SHORT EXERCISE: Gather all lines containing the string "بعدها" and copy them out.

Extracted data entries:
* Begin *

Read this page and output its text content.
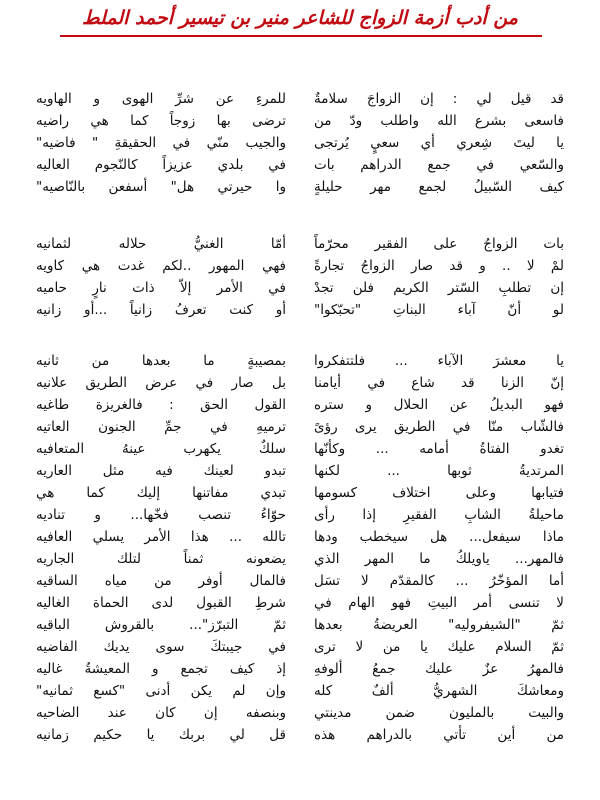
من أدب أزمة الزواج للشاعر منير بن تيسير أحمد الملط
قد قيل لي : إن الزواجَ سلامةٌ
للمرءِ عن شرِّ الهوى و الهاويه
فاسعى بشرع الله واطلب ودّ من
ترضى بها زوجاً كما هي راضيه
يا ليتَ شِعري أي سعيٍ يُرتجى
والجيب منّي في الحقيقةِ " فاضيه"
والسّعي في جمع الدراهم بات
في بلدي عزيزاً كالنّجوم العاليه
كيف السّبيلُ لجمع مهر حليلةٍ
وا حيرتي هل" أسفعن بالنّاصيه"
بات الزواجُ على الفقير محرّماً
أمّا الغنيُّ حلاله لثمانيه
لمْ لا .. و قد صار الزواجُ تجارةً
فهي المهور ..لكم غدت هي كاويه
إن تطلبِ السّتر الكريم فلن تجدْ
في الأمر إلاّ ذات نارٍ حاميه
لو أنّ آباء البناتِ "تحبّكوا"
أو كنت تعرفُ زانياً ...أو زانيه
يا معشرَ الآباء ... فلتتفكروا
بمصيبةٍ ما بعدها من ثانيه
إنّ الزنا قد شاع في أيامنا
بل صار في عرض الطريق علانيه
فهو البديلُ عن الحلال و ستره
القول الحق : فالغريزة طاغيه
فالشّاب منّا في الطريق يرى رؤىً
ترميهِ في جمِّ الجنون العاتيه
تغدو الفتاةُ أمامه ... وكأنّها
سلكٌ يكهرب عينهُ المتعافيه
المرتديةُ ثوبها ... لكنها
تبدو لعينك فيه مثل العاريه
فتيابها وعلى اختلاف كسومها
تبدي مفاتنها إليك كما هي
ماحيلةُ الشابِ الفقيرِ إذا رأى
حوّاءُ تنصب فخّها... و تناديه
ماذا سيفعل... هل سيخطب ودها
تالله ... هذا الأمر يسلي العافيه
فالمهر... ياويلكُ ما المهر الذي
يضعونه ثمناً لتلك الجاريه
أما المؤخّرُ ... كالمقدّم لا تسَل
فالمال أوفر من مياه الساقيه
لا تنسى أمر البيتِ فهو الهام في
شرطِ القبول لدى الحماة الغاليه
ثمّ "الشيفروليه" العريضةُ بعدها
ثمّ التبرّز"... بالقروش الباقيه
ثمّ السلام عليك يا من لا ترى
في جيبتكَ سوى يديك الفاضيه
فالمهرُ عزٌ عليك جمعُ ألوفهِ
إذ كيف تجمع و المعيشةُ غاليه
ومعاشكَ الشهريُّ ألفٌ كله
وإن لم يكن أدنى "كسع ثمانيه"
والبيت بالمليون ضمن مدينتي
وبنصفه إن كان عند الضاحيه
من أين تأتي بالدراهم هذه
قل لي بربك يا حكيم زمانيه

* End *
* Begin *

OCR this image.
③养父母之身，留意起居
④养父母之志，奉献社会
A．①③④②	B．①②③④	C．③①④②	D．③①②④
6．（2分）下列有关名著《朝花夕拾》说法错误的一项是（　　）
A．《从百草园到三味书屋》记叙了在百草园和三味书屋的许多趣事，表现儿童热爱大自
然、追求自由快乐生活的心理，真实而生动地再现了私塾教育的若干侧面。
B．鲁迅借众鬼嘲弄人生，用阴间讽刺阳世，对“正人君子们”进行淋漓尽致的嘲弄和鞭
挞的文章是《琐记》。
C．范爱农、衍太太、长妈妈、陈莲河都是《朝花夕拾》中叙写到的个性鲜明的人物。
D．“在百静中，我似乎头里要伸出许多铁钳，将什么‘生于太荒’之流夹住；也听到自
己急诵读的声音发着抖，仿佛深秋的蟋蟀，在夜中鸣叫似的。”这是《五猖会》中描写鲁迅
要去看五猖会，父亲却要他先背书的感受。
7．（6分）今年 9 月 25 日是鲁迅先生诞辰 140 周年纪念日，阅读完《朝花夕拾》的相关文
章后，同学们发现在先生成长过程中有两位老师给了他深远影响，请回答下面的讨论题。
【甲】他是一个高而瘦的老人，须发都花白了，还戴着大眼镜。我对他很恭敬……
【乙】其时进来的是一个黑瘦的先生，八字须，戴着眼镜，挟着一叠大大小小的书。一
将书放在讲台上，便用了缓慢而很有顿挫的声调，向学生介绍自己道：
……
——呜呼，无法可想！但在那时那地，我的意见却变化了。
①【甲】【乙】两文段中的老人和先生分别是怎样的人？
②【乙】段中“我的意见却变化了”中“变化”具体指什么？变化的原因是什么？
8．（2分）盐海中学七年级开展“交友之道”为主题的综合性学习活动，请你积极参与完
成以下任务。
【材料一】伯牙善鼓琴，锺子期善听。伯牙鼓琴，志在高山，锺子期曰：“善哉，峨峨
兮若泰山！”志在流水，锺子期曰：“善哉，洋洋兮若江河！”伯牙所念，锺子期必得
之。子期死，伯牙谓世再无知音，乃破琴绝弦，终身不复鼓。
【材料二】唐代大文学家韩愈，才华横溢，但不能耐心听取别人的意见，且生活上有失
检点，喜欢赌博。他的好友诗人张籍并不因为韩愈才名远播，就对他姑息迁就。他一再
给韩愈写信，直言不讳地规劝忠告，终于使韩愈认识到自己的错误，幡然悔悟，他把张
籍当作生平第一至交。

* End *
* Begin *

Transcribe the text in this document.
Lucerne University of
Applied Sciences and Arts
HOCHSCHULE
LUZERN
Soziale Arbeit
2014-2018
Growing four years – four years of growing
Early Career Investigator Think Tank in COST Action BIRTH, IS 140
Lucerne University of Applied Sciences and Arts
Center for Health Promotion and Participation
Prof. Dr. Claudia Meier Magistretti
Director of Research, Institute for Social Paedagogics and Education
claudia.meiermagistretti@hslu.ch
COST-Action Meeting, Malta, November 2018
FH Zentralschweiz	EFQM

* End *

EXPECTED ANSWER:
بمصيبةٍ ما بعدها من ثانيه
ثمّ "الشيفروليه" العريضةُ بعدها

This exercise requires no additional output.